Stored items
## BEGIN
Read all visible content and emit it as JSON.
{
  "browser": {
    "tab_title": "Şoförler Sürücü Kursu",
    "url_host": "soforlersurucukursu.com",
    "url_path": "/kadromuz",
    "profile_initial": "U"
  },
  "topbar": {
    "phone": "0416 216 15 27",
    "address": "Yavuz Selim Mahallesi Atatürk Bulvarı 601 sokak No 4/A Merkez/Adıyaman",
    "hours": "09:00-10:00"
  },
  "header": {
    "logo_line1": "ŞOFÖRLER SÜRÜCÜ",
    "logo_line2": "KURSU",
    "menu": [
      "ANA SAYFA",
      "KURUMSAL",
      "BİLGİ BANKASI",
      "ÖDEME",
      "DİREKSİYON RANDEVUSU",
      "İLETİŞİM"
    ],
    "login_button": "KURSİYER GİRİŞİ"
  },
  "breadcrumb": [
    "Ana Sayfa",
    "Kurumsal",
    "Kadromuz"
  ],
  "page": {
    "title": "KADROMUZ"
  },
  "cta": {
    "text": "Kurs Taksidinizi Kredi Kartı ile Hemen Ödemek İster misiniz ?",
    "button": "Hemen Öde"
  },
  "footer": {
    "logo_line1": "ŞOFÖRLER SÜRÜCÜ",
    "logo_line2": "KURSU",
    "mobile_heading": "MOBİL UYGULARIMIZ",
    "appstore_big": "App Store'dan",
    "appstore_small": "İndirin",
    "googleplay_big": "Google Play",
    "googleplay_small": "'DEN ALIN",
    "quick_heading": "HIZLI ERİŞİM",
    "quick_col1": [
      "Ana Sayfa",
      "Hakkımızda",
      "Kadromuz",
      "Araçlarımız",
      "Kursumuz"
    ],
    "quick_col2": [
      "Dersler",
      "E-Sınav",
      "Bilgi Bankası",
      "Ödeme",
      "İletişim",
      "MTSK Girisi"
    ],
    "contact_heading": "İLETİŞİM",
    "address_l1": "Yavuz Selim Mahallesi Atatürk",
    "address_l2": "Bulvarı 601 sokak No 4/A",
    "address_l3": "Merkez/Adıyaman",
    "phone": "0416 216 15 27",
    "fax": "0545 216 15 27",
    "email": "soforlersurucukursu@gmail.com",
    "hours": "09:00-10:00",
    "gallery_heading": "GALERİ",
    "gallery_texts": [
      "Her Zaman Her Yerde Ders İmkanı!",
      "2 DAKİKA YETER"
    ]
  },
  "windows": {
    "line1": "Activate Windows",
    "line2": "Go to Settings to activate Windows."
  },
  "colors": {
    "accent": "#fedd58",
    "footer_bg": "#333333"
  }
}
## END
* Exercise details
Lines of the listing that contain the word "Adıyaman" are to be counted; report only their number.

* Expected answer
2